Exercise goal
List each line of the data that holds the string "avviare", please.

Provided material start

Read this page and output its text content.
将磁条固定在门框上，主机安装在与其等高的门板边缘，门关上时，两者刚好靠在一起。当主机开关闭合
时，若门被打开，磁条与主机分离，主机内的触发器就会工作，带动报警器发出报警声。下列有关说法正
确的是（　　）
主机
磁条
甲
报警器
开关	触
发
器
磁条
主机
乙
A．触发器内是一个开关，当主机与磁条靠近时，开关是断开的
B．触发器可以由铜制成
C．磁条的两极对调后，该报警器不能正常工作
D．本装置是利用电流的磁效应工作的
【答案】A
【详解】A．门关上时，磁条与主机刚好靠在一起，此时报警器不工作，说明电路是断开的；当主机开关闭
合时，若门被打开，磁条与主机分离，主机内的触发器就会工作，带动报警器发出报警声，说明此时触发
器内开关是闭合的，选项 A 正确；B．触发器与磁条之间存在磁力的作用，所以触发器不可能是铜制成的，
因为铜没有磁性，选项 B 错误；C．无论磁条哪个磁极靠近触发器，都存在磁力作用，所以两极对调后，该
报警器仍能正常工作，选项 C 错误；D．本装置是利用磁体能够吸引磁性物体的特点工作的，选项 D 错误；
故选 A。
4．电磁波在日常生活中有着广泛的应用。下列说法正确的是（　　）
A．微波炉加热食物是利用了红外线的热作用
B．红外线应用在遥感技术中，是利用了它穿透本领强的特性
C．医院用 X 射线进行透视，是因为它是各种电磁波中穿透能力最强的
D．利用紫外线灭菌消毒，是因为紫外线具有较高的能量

Provided material end
Provided material start

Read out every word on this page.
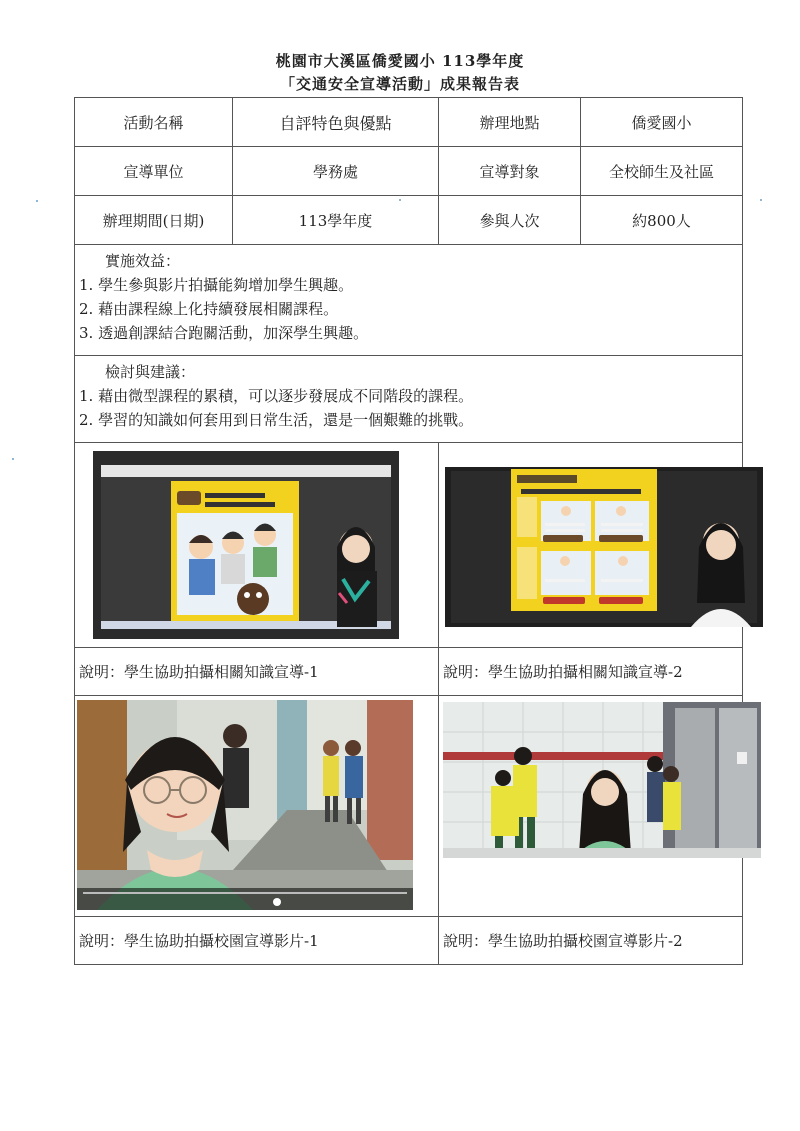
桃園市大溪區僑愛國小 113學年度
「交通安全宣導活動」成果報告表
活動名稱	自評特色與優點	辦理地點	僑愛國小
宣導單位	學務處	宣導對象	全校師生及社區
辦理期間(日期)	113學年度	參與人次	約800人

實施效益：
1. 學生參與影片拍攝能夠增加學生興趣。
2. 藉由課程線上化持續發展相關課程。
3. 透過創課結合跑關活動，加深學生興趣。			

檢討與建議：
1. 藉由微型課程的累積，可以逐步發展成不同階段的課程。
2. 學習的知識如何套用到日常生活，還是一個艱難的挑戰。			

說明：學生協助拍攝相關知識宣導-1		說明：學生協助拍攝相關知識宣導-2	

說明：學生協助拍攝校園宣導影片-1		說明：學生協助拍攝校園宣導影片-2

Provided material end
Provided material start

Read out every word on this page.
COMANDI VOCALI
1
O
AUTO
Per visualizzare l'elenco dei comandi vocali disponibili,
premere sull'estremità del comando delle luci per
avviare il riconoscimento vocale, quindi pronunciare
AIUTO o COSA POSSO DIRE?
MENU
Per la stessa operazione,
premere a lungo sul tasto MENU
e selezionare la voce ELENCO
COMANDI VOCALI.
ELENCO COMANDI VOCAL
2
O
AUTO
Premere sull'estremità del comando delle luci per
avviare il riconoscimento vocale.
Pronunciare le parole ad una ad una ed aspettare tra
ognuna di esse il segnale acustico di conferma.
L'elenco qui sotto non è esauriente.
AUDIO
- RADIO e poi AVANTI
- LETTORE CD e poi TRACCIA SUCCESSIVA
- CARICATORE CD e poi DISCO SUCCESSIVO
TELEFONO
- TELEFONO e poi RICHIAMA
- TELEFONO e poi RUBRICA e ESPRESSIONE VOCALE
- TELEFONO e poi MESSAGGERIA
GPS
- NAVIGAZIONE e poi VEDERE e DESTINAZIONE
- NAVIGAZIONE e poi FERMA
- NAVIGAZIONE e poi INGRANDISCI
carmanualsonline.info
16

Provided material end

Solved problem
avviare il riconoscimento vocale, quindi pronunciare
avviare il riconoscimento vocale.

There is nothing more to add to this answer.